Recorded data:
^^^^

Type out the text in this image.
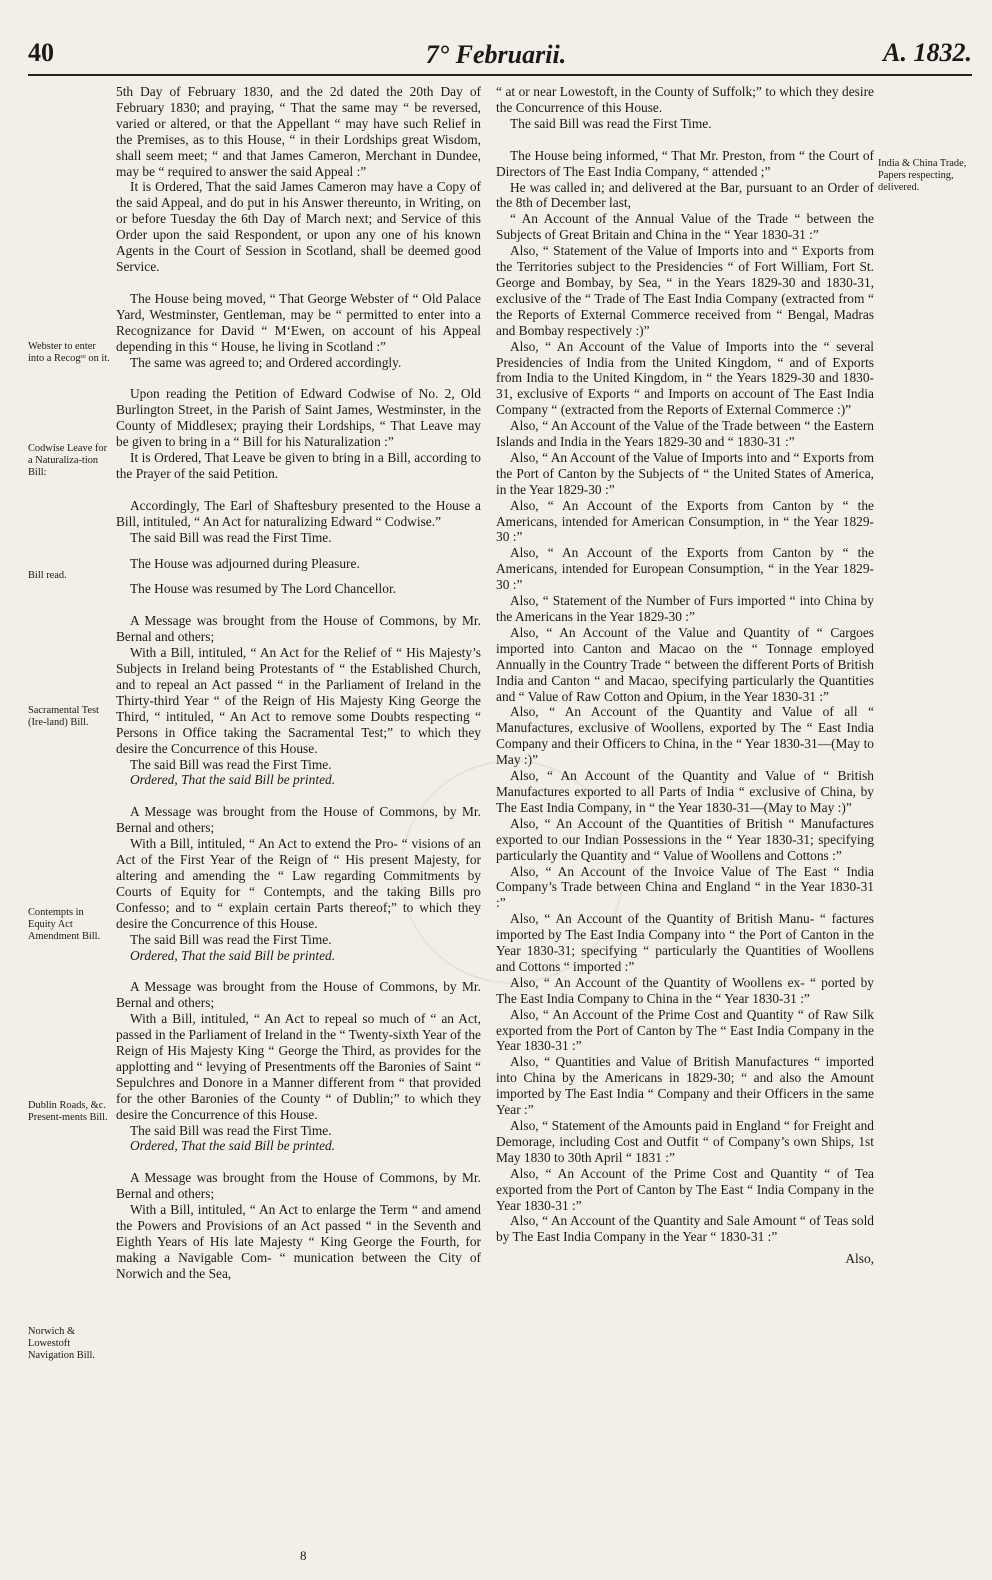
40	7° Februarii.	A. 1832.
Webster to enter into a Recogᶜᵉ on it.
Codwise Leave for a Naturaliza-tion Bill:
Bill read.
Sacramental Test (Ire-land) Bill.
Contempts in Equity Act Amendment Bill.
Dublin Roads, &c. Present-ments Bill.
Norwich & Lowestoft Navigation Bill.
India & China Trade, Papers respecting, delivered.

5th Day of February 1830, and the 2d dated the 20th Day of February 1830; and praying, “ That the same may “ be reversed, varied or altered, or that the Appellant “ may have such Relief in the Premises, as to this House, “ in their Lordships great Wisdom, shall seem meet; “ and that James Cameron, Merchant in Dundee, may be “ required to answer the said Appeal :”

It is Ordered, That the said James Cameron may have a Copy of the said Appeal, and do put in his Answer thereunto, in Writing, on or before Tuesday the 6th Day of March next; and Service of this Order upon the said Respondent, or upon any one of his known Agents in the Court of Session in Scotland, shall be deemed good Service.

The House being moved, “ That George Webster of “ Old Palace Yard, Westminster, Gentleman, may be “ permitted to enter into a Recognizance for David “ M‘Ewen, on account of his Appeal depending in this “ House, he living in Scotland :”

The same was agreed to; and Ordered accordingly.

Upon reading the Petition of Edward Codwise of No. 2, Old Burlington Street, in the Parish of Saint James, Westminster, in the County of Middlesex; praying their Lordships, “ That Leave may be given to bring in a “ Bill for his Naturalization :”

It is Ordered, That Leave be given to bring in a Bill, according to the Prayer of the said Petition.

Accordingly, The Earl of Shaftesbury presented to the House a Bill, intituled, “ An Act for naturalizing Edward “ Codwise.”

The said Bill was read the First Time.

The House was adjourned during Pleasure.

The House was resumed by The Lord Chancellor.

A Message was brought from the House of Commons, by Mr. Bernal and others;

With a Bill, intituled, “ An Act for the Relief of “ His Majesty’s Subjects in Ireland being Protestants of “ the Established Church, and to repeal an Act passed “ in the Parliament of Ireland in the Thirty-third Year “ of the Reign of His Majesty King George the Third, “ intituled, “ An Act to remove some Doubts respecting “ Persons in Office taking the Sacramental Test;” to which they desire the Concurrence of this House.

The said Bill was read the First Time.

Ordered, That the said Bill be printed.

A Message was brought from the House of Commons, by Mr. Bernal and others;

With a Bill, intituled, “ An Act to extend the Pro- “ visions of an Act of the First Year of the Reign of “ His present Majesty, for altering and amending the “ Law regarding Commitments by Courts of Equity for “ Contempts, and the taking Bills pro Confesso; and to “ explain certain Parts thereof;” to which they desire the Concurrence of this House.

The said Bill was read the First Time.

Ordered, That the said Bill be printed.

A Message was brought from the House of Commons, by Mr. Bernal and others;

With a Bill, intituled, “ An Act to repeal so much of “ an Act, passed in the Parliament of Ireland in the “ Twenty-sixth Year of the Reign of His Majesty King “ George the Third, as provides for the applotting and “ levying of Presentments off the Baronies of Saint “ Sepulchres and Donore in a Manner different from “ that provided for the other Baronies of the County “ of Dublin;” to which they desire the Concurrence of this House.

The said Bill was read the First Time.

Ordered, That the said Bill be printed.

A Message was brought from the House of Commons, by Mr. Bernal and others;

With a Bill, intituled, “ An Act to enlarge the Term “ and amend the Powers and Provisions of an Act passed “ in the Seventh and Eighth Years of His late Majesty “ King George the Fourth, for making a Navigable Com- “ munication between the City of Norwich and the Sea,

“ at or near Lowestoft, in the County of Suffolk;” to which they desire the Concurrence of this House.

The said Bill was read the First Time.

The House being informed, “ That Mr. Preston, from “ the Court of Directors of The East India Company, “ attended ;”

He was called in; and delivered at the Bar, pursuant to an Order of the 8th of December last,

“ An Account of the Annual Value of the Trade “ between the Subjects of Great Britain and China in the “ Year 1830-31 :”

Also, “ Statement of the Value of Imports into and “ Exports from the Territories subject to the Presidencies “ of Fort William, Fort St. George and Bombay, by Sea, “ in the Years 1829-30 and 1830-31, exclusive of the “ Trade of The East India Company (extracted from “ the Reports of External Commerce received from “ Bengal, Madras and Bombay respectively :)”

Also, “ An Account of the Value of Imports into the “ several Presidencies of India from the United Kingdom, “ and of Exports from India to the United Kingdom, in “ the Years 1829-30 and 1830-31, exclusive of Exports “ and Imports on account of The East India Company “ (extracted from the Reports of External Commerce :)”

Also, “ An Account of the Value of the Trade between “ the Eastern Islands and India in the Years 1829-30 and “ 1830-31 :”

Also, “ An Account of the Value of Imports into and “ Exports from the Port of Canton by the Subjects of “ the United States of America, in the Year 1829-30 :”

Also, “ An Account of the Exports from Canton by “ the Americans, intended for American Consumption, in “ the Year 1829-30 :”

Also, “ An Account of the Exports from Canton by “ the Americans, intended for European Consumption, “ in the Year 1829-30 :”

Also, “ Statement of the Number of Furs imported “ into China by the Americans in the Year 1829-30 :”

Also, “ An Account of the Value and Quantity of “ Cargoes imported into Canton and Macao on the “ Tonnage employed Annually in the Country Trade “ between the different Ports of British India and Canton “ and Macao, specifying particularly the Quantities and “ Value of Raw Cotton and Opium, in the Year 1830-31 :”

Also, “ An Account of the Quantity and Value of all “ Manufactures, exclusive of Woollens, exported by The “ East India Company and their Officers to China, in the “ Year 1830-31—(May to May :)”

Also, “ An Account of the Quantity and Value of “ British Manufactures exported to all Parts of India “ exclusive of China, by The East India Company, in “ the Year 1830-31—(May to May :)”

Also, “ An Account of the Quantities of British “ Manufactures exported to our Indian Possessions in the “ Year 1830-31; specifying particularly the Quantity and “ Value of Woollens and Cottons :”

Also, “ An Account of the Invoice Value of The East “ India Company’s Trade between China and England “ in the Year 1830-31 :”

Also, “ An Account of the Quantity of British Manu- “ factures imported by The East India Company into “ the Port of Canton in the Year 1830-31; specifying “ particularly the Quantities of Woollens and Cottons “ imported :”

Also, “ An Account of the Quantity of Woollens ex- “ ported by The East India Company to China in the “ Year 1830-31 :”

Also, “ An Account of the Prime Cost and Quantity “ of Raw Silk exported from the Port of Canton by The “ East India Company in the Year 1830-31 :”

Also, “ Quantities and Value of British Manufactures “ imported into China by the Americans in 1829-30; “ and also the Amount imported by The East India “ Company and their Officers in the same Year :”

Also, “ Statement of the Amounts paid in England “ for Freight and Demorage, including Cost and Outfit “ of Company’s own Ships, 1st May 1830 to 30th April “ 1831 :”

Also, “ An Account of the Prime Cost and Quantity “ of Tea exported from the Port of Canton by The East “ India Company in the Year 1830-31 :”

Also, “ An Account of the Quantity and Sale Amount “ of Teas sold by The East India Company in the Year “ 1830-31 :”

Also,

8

^^^^

_WHAT YOU NEED TO DO_:
Repeat the records above verbatim, with no pictures in the result.

_TASK RESPONSE_:
Type out the text in this image.
40	7° Februarii.	A. 1832.
Webster to enter into a Recogᶜᵉ on it.
Codwise Leave for a Naturaliza-tion Bill:
Bill read.
Sacramental Test (Ire-land) Bill.
Contempts in Equity Act Amendment Bill.
Dublin Roads, &c. Present-ments Bill.
Norwich & Lowestoft Navigation Bill.
India & China Trade, Papers respecting, delivered.

5th Day of February 1830, and the 2d dated the 20th Day of February 1830; and praying, “ That the same may “ be reversed, varied or altered, or that the Appellant “ may have such Relief in the Premises, as to this House, “ in their Lordships great Wisdom, shall seem meet; “ and that James Cameron, Merchant in Dundee, may be “ required to answer the said Appeal :”

It is Ordered, That the said James Cameron may have a Copy of the said Appeal, and do put in his Answer thereunto, in Writing, on or before Tuesday the 6th Day of March next; and Service of this Order upon the said Respondent, or upon any one of his known Agents in the Court of Session in Scotland, shall be deemed good Service.

The House being moved, “ That George Webster of “ Old Palace Yard, Westminster, Gentleman, may be “ permitted to enter into a Recognizance for David “ M‘Ewen, on account of his Appeal depending in this “ House, he living in Scotland :”

The same was agreed to; and Ordered accordingly.

Upon reading the Petition of Edward Codwise of No. 2, Old Burlington Street, in the Parish of Saint James, Westminster, in the County of Middlesex; praying their Lordships, “ That Leave may be given to bring in a “ Bill for his Naturalization :”

It is Ordered, That Leave be given to bring in a Bill, according to the Prayer of the said Petition.

Accordingly, The Earl of Shaftesbury presented to the House a Bill, intituled, “ An Act for naturalizing Edward “ Codwise.”

The said Bill was read the First Time.

The House was adjourned during Pleasure.

The House was resumed by The Lord Chancellor.

A Message was brought from the House of Commons, by Mr. Bernal and others;

With a Bill, intituled, “ An Act for the Relief of “ His Majesty’s Subjects in Ireland being Protestants of “ the Established Church, and to repeal an Act passed “ in the Parliament of Ireland in the Thirty-third Year “ of the Reign of His Majesty King George the Third, “ intituled, “ An Act to remove some Doubts respecting “ Persons in Office taking the Sacramental Test;” to which they desire the Concurrence of this House.

The said Bill was read the First Time.

Ordered, That the said Bill be printed.

A Message was brought from the House of Commons, by Mr. Bernal and others;

With a Bill, intituled, “ An Act to extend the Pro- “ visions of an Act of the First Year of the Reign of “ His present Majesty, for altering and amending the “ Law regarding Commitments by Courts of Equity for “ Contempts, and the taking Bills pro Confesso; and to “ explain certain Parts thereof;” to which they desire the Concurrence of this House.

The said Bill was read the First Time.

Ordered, That the said Bill be printed.

A Message was brought from the House of Commons, by Mr. Bernal and others;

With a Bill, intituled, “ An Act to repeal so much of “ an Act, passed in the Parliament of Ireland in the “ Twenty-sixth Year of the Reign of His Majesty King “ George the Third, as provides for the applotting and “ levying of Presentments off the Baronies of Saint “ Sepulchres and Donore in a Manner different from “ that provided for the other Baronies of the County “ of Dublin;” to which they desire the Concurrence of this House.

The said Bill was read the First Time.

Ordered, That the said Bill be printed.

A Message was brought from the House of Commons, by Mr. Bernal and others;

With a Bill, intituled, “ An Act to enlarge the Term “ and amend the Powers and Provisions of an Act passed “ in the Seventh and Eighth Years of His late Majesty “ King George the Fourth, for making a Navigable Com- “ munication between the City of Norwich and the Sea,

“ at or near Lowestoft, in the County of Suffolk;” to which they desire the Concurrence of this House.

The said Bill was read the First Time.

The House being informed, “ That Mr. Preston, from “ the Court of Directors of The East India Company, “ attended ;”

He was called in; and delivered at the Bar, pursuant to an Order of the 8th of December last,

“ An Account of the Annual Value of the Trade “ between the Subjects of Great Britain and China in the “ Year 1830-31 :”

Also, “ Statement of the Value of Imports into and “ Exports from the Territories subject to the Presidencies “ of Fort William, Fort St. George and Bombay, by Sea, “ in the Years 1829-30 and 1830-31, exclusive of the “ Trade of The East India Company (extracted from “ the Reports of External Commerce received from “ Bengal, Madras and Bombay respectively :)”

Also, “ An Account of the Value of Imports into the “ several Presidencies of India from the United Kingdom, “ and of Exports from India to the United Kingdom, in “ the Years 1829-30 and 1830-31, exclusive of Exports “ and Imports on account of The East India Company “ (extracted from the Reports of External Commerce :)”

Also, “ An Account of the Value of the Trade between “ the Eastern Islands and India in the Years 1829-30 and “ 1830-31 :”

Also, “ An Account of the Value of Imports into and “ Exports from the Port of Canton by the Subjects of “ the United States of America, in the Year 1829-30 :”

Also, “ An Account of the Exports from Canton by “ the Americans, intended for American Consumption, in “ the Year 1829-30 :”

Also, “ An Account of the Exports from Canton by “ the Americans, intended for European Consumption, “ in the Year 1829-30 :”

Also, “ Statement of the Number of Furs imported “ into China by the Americans in the Year 1829-30 :”

Also, “ An Account of the Value and Quantity of “ Cargoes imported into Canton and Macao on the “ Tonnage employed Annually in the Country Trade “ between the different Ports of British India and Canton “ and Macao, specifying particularly the Quantities and “ Value of Raw Cotton and Opium, in the Year 1830-31 :”

Also, “ An Account of the Quantity and Value of all “ Manufactures, exclusive of Woollens, exported by The “ East India Company and their Officers to China, in the “ Year 1830-31—(May to May :)”

Also, “ An Account of the Quantity and Value of “ British Manufactures exported to all Parts of India “ exclusive of China, by The East India Company, in “ the Year 1830-31—(May to May :)”

Also, “ An Account of the Quantities of British “ Manufactures exported to our Indian Possessions in the “ Year 1830-31; specifying particularly the Quantity and “ Value of Woollens and Cottons :”

Also, “ An Account of the Invoice Value of The East “ India Company’s Trade between China and England “ in the Year 1830-31 :”

Also, “ An Account of the Quantity of British Manu- “ factures imported by The East India Company into “ the Port of Canton in the Year 1830-31; specifying “ particularly the Quantities of Woollens and Cottons “ imported :”

Also, “ An Account of the Quantity of Woollens ex- “ ported by The East India Company to China in the “ Year 1830-31 :”

Also, “ An Account of the Prime Cost and Quantity “ of Raw Silk exported from the Port of Canton by The “ East India Company in the Year 1830-31 :”

Also, “ Quantities and Value of British Manufactures “ imported into China by the Americans in 1829-30; “ and also the Amount imported by The East India “ Company and their Officers in the same Year :”

Also, “ Statement of the Amounts paid in England “ for Freight and Demorage, including Cost and Outfit “ of Company’s own Ships, 1st May 1830 to 30th April “ 1831 :”

Also, “ An Account of the Prime Cost and Quantity “ of Tea exported from the Port of Canton by The East “ India Company in the Year 1830-31 :”

Also, “ An Account of the Quantity and Sale Amount “ of Teas sold by The East India Company in the Year “ 1830-31 :”

Also,

8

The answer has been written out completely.